[Stored items]
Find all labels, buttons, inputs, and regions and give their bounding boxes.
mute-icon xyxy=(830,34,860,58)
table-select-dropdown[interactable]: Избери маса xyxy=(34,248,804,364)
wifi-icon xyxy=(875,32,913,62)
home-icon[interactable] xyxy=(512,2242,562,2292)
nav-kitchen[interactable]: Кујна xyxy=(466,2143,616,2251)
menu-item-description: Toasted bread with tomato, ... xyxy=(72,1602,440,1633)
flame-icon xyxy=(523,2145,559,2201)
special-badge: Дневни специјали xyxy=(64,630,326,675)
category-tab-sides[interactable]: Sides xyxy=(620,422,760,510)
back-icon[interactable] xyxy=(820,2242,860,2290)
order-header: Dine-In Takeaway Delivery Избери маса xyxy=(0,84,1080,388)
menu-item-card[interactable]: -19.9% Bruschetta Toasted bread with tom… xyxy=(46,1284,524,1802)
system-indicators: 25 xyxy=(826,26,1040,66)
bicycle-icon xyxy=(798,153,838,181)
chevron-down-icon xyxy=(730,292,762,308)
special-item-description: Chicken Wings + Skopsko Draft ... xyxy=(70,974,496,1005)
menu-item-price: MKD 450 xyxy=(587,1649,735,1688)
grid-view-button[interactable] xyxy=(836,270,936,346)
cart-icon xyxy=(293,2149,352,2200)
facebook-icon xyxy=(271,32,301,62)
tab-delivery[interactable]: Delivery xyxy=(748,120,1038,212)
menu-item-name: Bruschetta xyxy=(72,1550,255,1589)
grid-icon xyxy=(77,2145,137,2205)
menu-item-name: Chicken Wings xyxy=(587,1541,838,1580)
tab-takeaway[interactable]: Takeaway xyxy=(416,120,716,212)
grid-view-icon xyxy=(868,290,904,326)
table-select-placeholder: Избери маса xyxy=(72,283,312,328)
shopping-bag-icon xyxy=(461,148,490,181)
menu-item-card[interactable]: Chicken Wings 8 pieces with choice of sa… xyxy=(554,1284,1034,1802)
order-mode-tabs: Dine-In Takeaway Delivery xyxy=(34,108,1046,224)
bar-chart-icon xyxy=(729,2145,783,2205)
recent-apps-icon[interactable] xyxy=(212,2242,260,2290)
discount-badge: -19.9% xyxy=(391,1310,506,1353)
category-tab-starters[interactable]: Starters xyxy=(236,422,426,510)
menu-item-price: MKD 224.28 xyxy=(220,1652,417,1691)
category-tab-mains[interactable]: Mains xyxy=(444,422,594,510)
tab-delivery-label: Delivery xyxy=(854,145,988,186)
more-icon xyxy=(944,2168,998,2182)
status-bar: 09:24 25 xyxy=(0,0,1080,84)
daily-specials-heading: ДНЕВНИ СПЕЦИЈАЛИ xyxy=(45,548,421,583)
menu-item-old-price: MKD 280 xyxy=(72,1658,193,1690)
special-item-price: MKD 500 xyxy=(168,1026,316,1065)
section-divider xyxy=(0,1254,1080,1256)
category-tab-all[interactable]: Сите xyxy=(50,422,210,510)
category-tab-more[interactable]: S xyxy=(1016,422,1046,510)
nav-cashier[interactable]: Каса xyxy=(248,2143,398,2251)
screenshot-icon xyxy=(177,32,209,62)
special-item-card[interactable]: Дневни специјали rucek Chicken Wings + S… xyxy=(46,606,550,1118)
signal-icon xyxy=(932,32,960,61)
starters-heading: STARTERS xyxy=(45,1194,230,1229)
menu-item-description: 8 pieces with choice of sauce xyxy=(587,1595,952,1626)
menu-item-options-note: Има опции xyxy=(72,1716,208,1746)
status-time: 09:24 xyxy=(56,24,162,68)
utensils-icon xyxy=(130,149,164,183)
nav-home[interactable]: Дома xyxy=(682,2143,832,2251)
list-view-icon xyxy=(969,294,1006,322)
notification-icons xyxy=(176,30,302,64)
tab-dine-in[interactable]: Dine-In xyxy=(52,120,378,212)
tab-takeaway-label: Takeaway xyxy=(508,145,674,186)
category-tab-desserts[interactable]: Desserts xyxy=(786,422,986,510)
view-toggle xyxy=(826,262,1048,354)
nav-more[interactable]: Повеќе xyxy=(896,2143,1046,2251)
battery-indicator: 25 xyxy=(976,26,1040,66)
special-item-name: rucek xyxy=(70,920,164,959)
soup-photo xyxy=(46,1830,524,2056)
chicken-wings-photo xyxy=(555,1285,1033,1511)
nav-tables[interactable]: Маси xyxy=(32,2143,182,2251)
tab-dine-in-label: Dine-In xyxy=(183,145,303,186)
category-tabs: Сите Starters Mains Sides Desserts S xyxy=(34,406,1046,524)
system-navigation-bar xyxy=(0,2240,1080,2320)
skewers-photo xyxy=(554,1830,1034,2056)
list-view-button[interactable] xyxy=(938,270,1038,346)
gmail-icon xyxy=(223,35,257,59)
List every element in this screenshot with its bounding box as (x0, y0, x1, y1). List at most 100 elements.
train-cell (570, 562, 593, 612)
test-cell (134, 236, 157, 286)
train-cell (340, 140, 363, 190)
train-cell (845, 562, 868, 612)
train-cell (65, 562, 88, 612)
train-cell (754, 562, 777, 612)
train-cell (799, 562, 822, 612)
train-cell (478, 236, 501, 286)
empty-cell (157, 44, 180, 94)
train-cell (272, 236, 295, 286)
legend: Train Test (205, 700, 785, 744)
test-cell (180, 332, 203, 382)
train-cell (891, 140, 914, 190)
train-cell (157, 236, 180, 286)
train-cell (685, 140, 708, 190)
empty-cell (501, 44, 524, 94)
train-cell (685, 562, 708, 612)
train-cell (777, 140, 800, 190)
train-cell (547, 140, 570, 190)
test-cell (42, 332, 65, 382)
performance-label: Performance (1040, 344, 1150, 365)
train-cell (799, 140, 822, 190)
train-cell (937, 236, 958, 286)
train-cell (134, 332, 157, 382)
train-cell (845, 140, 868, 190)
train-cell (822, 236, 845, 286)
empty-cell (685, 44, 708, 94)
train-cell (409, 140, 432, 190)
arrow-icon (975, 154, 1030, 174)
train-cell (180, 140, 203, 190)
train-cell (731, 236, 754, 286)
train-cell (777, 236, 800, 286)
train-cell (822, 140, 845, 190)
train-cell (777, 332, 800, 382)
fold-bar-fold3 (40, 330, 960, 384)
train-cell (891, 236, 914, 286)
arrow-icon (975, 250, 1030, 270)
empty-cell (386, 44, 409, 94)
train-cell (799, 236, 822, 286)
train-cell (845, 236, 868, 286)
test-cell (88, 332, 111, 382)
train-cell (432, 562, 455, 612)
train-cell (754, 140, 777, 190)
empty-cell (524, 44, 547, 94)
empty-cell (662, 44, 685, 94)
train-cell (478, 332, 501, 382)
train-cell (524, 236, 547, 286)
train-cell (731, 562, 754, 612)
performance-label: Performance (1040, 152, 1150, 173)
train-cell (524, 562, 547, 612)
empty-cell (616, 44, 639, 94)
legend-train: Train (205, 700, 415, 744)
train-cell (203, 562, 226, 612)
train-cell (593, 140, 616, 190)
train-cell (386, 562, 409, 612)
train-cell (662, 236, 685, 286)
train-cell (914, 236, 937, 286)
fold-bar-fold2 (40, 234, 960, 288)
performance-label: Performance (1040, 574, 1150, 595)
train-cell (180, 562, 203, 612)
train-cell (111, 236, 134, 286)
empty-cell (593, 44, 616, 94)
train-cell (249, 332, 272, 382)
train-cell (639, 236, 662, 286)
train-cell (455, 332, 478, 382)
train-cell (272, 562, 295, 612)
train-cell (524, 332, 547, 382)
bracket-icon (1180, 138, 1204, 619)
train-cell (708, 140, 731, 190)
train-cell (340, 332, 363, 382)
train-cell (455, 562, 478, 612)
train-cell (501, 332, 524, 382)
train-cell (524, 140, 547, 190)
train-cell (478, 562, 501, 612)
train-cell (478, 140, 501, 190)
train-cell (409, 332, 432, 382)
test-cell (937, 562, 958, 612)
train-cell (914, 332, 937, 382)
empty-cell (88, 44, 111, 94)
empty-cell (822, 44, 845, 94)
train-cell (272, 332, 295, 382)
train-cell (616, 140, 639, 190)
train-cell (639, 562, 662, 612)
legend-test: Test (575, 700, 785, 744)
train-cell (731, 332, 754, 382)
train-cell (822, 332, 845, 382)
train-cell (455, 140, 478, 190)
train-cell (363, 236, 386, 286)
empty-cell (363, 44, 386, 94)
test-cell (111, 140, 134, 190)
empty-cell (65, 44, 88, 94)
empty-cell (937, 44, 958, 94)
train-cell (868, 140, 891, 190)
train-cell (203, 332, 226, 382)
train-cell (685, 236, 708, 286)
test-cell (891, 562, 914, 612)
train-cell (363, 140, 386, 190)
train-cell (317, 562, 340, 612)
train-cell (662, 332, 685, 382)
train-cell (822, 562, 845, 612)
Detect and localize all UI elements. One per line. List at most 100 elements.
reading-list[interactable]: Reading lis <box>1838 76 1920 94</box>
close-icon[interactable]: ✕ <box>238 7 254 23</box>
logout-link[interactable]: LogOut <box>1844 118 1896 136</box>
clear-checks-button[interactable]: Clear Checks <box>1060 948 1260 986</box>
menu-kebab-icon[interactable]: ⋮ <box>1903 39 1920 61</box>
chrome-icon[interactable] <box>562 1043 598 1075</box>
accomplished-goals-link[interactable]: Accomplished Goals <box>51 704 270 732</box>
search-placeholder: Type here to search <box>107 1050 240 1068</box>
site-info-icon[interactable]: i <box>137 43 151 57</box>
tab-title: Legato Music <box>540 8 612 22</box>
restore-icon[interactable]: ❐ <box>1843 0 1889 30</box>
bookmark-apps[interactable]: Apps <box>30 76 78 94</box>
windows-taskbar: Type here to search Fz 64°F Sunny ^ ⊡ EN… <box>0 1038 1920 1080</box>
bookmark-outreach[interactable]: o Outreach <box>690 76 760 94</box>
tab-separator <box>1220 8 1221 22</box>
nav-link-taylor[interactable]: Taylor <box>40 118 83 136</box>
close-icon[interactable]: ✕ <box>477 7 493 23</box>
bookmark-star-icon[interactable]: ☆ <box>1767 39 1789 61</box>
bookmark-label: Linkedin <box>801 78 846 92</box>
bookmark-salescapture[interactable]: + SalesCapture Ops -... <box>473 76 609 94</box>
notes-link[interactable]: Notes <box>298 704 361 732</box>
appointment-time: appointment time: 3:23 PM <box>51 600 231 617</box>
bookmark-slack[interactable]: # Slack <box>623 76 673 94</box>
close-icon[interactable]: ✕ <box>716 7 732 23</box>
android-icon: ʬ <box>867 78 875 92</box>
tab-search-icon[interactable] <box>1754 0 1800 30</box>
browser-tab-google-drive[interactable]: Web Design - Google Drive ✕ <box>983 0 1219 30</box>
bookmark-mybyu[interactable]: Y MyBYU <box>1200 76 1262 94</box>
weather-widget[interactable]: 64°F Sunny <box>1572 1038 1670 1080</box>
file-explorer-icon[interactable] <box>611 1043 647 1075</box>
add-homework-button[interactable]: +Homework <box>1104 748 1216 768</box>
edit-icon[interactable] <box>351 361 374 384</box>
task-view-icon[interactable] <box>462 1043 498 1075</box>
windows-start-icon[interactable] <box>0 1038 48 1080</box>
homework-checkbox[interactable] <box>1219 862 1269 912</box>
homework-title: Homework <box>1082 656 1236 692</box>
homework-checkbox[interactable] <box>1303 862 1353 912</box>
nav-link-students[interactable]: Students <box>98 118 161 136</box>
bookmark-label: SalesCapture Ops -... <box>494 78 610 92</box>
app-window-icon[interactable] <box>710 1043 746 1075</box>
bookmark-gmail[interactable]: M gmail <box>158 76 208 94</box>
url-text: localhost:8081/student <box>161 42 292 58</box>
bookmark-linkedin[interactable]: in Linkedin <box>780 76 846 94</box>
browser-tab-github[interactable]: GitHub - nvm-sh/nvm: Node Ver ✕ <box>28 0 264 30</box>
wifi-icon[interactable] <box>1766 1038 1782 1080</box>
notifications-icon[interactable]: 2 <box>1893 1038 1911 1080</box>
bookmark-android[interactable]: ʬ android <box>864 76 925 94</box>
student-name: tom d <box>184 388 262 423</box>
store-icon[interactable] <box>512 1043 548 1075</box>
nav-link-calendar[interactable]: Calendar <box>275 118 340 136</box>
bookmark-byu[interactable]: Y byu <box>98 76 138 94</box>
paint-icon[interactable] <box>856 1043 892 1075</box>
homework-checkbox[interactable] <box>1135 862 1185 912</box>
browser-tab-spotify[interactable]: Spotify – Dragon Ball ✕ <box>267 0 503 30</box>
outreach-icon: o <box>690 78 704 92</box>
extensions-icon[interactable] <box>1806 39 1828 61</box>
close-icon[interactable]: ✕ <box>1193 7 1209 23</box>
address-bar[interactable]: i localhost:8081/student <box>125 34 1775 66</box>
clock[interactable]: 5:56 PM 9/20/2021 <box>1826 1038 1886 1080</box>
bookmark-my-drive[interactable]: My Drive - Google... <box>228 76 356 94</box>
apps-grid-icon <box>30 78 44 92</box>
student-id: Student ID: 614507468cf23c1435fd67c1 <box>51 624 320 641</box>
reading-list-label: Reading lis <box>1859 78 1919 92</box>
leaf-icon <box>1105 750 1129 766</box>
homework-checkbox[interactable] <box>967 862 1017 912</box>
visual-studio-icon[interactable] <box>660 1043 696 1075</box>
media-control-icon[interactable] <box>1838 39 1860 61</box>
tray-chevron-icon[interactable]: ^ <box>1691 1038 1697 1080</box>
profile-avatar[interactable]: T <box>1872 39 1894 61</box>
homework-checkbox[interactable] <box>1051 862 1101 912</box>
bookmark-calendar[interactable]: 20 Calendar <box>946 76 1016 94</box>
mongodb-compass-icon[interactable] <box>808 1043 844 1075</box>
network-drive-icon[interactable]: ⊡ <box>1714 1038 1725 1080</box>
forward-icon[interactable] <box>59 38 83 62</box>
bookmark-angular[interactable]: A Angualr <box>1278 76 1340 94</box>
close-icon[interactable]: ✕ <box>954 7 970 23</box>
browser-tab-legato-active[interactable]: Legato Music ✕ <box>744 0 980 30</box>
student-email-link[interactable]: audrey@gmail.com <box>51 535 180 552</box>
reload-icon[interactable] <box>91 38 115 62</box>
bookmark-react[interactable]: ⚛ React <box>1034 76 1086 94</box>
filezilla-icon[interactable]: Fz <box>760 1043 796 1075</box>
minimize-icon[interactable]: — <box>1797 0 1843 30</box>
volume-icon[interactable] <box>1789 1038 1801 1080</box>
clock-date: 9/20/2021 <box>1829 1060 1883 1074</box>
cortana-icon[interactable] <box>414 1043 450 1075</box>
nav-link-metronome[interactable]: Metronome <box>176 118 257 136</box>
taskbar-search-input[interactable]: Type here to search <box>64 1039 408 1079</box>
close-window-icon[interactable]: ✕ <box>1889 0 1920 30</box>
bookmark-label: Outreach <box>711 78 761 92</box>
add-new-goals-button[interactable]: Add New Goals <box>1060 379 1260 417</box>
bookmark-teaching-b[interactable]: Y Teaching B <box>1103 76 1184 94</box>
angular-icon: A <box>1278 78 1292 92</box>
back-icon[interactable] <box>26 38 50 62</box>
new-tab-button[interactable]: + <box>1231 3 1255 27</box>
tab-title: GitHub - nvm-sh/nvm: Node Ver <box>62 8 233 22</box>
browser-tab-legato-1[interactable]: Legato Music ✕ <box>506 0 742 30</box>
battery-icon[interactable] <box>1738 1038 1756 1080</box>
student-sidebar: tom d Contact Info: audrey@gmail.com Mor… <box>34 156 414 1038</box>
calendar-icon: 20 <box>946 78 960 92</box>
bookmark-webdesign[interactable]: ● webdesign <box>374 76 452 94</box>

**Your task**
Please rewrite the records above, starting at the beginning and stopping after the line that contains "order-header: Dine-In Takeaway", with "Toasted bread" changed to "Grilled bread" and nothing else altered.

**Response for this exercise**
Find all labels, buttons, inputs, and regions and give their bounding boxes.
mute-icon xyxy=(830,34,860,58)
table-select-dropdown[interactable]: Избери маса xyxy=(34,248,804,364)
wifi-icon xyxy=(875,32,913,62)
home-icon[interactable] xyxy=(512,2242,562,2292)
nav-kitchen[interactable]: Кујна xyxy=(466,2143,616,2251)
menu-item-description: Grilled bread with tomato, ... xyxy=(72,1602,440,1633)
flame-icon xyxy=(523,2145,559,2201)
special-badge: Дневни специјали xyxy=(64,630,326,675)
category-tab-sides[interactable]: Sides xyxy=(620,422,760,510)
back-icon[interactable] xyxy=(820,2242,860,2290)
order-header: Dine-In Takeaway Delivery Избери маса xyxy=(0,84,1080,388)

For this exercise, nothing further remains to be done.